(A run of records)
* start *

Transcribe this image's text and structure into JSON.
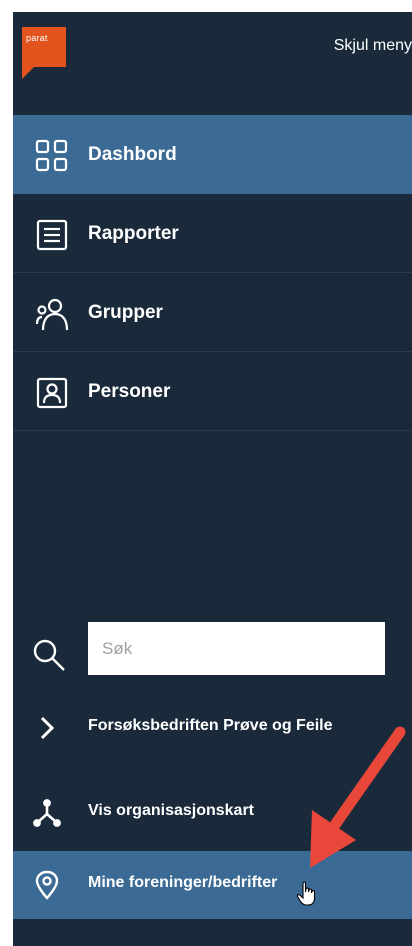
{
  "header": {
    "logo_text": "parat",
    "hide_menu_label": "Skjul meny"
  },
  "nav": {
    "items": [
      {
        "label": "Dashbord",
        "icon": "grid-icon",
        "active": true
      },
      {
        "label": "Rapporter",
        "icon": "document-icon",
        "active": false
      },
      {
        "label": "Grupper",
        "icon": "group-icon",
        "active": false
      },
      {
        "label": "Personer",
        "icon": "person-card-icon",
        "active": false
      }
    ]
  },
  "search": {
    "placeholder": "Søk",
    "icon": "search-icon"
  },
  "links": {
    "items": [
      {
        "label": "Forsøksbedriften Prøve og Feile",
        "icon": "chevron-right-icon",
        "active": false
      },
      {
        "label": "Vis organisasjonskart",
        "icon": "org-chart-icon",
        "active": false
      },
      {
        "label": "Mine foreninger/bedrifter",
        "icon": "location-pin-icon",
        "active": true
      }
    ]
  },
  "colors": {
    "sidebar_bg": "#1a2a3a",
    "active_bg": "#3b6a95",
    "logo_orange": "#e2531e",
    "annotation_arrow": "#e8473a"
  }
}
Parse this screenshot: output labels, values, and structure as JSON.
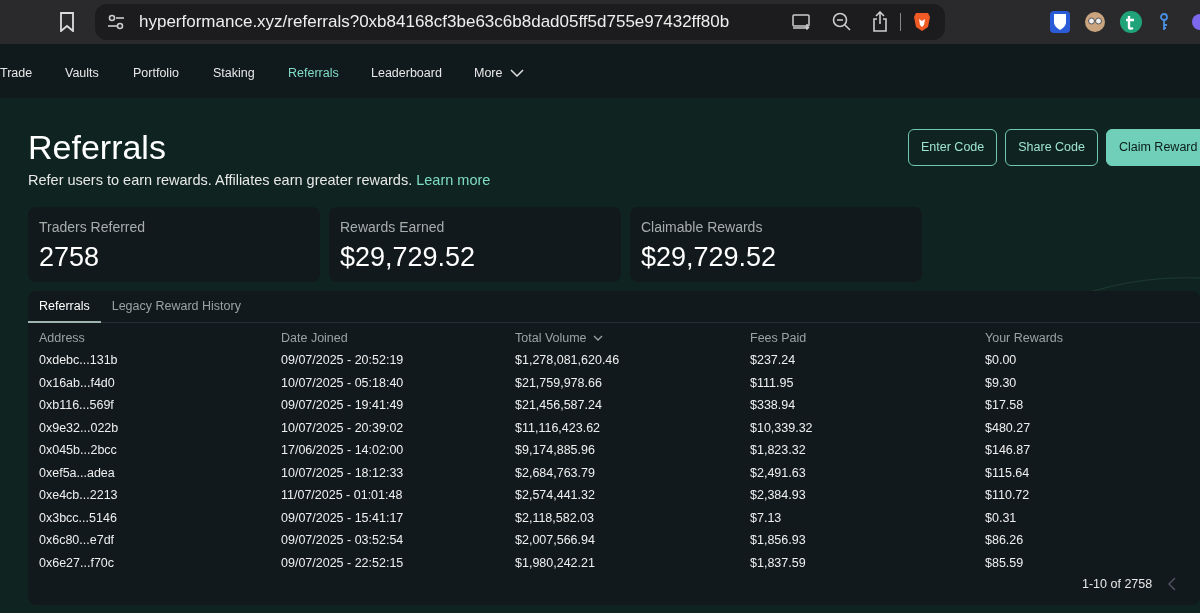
{
  "browser": {
    "url": "hyperformance.xyz/referrals?0xb84168cf3be63c6b8dad05ff5d755e97432ff80b"
  },
  "nav": [
    {
      "label": "Trade",
      "selected": false
    },
    {
      "label": "Vaults",
      "selected": false
    },
    {
      "label": "Portfolio",
      "selected": false
    },
    {
      "label": "Staking",
      "selected": false
    },
    {
      "label": "Referrals",
      "selected": true
    },
    {
      "label": "Leaderboard",
      "selected": false
    },
    {
      "label": "More",
      "selected": false
    }
  ],
  "header": {
    "title": "Referrals",
    "subtitle": "Refer users to earn rewards. Affiliates earn greater rewards.",
    "link": "Learn more",
    "buttons": [
      {
        "label": "Enter Code",
        "kind": "outline"
      },
      {
        "label": "Share Code",
        "kind": "outline"
      },
      {
        "label": "Claim Reward",
        "kind": "filled"
      }
    ]
  },
  "stats": [
    {
      "label": "Traders Referred",
      "value": "2758"
    },
    {
      "label": "Rewards Earned",
      "value": "$29,729.52"
    },
    {
      "label": "Claimable Rewards",
      "value": "$29,729.52"
    }
  ],
  "tabs": [
    {
      "label": "Referrals",
      "selected": true
    },
    {
      "label": "Legacy Reward History",
      "selected": false
    }
  ],
  "table": {
    "columns": [
      {
        "label": "Address",
        "sorted": false
      },
      {
        "label": "Date Joined",
        "sorted": false
      },
      {
        "label": "Total Volume",
        "sorted": true
      },
      {
        "label": "Fees Paid",
        "sorted": false
      },
      {
        "label": "Your Rewards",
        "sorted": false
      }
    ],
    "rows": [
      [
        "0xdebc...131b",
        "09/07/2025 - 20:52:19",
        "$1,278,081,620.46",
        "$237.24",
        "$0.00"
      ],
      [
        "0x16ab...f4d0",
        "10/07/2025 - 05:18:40",
        "$21,759,978.66",
        "$111.95",
        "$9.30"
      ],
      [
        "0xb116...569f",
        "09/07/2025 - 19:41:49",
        "$21,456,587.24",
        "$338.94",
        "$17.58"
      ],
      [
        "0x9e32...022b",
        "10/07/2025 - 20:39:02",
        "$11,116,423.62",
        "$10,339.32",
        "$480.27"
      ],
      [
        "0x045b...2bcc",
        "17/06/2025 - 14:02:00",
        "$9,174,885.96",
        "$1,823.32",
        "$146.87"
      ],
      [
        "0xef5a...adea",
        "10/07/2025 - 18:12:33",
        "$2,684,763.79",
        "$2,491.63",
        "$115.64"
      ],
      [
        "0xe4cb...2213",
        "11/07/2025 - 01:01:48",
        "$2,574,441.32",
        "$2,384.93",
        "$110.72"
      ],
      [
        "0x3bcc...5146",
        "09/07/2025 - 15:41:17",
        "$2,118,582.03",
        "$7.13",
        "$0.31"
      ],
      [
        "0x6c80...e7df",
        "09/07/2025 - 03:52:54",
        "$2,007,566.94",
        "$1,856.93",
        "$86.26"
      ],
      [
        "0x6e27...f70c",
        "09/07/2025 - 22:52:15",
        "$1,980,242.21",
        "$1,837.59",
        "$85.59"
      ]
    ]
  },
  "pagination": {
    "range": "1-10 of 2758"
  }
}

* end *

**REQUIRED WORK**
Are you able to set down all the lines above exactly, without any pictures?

**TASK SOLUTION**
Transcribe this image's text and structure into JSON.
{
  "header": {
    "logo_text": "parat",
    "hide_menu_label": "Skjul meny"
  },
  "nav": {
    "items": [
      {
        "label": "Dashbord",
        "icon": "grid-icon",
        "active": true
      },
      {
        "label": "Rapporter",
        "icon": "document-icon",
        "active": false
      },
      {
        "label": "Grupper",
        "icon": "group-icon",
        "active": false
      },
      {
        "label": "Personer",
        "icon": "person-card-icon",
        "active": false
      }
    ]
  },
  "search": {
    "placeholder": "Søk",
    "icon": "search-icon"
  },
  "links": {
    "items": [
      {
        "label": "Forsøksbedriften Prøve og Feile",
        "icon": "chevron-right-icon",
        "active": false
      },
      {
        "label": "Vis organisasjonskart",
        "icon": "org-chart-icon",
        "active": false
      },
      {
        "label": "Mine foreninger/bedrifter",
        "icon": "location-pin-icon",
        "active": true
      }
    ]
  },
  "colors": {
    "sidebar_bg": "#1a2a3a",
    "active_bg": "#3b6a95",
    "logo_orange": "#e2531e",
    "annotation_arrow": "#e8473a"
  }
}
Parse this screenshot: output labels, values, and structure as JSON.
{
  "browser": {
    "url": "hyperformance.xyz/referrals?0xb84168cf3be63c6b8dad05ff5d755e97432ff80b"
  },
  "nav": [
    {
      "label": "Trade",
      "selected": false
    },
    {
      "label": "Vaults",
      "selected": false
    },
    {
      "label": "Portfolio",
      "selected": false
    },
    {
      "label": "Staking",
      "selected": false
    },
    {
      "label": "Referrals",
      "selected": true
    },
    {
      "label": "Leaderboard",
      "selected": false
    },
    {
      "label": "More",
      "selected": false
    }
  ],
  "header": {
    "title": "Referrals",
    "subtitle": "Refer users to earn rewards. Affiliates earn greater rewards.",
    "link": "Learn more",
    "buttons": [
      {
        "label": "Enter Code",
        "kind": "outline"
      },
      {
        "label": "Share Code",
        "kind": "outline"
      },
      {
        "label": "Claim Reward",
        "kind": "filled"
      }
    ]
  },
  "stats": [
    {
      "label": "Traders Referred",
      "value": "2758"
    },
    {
      "label": "Rewards Earned",
      "value": "$29,729.52"
    },
    {
      "label": "Claimable Rewards",
      "value": "$29,729.52"
    }
  ],
  "tabs": [
    {
      "label": "Referrals",
      "selected": true
    },
    {
      "label": "Legacy Reward History",
      "selected": false
    }
  ],
  "table": {
    "columns": [
      {
        "label": "Address",
        "sorted": false
      },
      {
        "label": "Date Joined",
        "sorted": false
      },
      {
        "label": "Total Volume",
        "sorted": true
      },
      {
        "label": "Fees Paid",
        "sorted": false
      },
      {
        "label": "Your Rewards",
        "sorted": false
      }
    ],
    "rows": [
      [
        "0xdebc...131b",
        "09/07/2025 - 20:52:19",
        "$1,278,081,620.46",
        "$237.24",
        "$0.00"
      ],
      [
        "0x16ab...f4d0",
        "10/07/2025 - 05:18:40",
        "$21,759,978.66",
        "$111.95",
        "$9.30"
      ],
      [
        "0xb116...569f",
        "09/07/2025 - 19:41:49",
        "$21,456,587.24",
        "$338.94",
        "$17.58"
      ],
      [
        "0x9e32...022b",
        "10/07/2025 - 20:39:02",
        "$11,116,423.62",
        "$10,339.32",
        "$480.27"
      ],
      [
        "0x045b...2bcc",
        "17/06/2025 - 14:02:00",
        "$9,174,885.96",
        "$1,823.32",
        "$146.87"
      ],
      [
        "0xef5a...adea",
        "10/07/2025 - 18:12:33",
        "$2,684,763.79",
        "$2,491.63",
        "$115.64"
      ],
      [
        "0xe4cb...2213",
        "11/07/2025 - 01:01:48",
        "$2,574,441.32",
        "$2,384.93",
        "$110.72"
      ],
      [
        "0x3bcc...5146",
        "09/07/2025 - 15:41:17",
        "$2,118,582.03",
        "$7.13",
        "$0.31"
      ],
      [
        "0x6c80...e7df",
        "09/07/2025 - 03:52:54",
        "$2,007,566.94",
        "$1,856.93",
        "$86.26"
      ],
      [
        "0x6e27...f70c",
        "09/07/2025 - 22:52:15",
        "$1,980,242.21",
        "$1,837.59",
        "$85.59"
      ]
    ]
  },
  "pagination": {
    "range": "1-10 of 2758"
  }
}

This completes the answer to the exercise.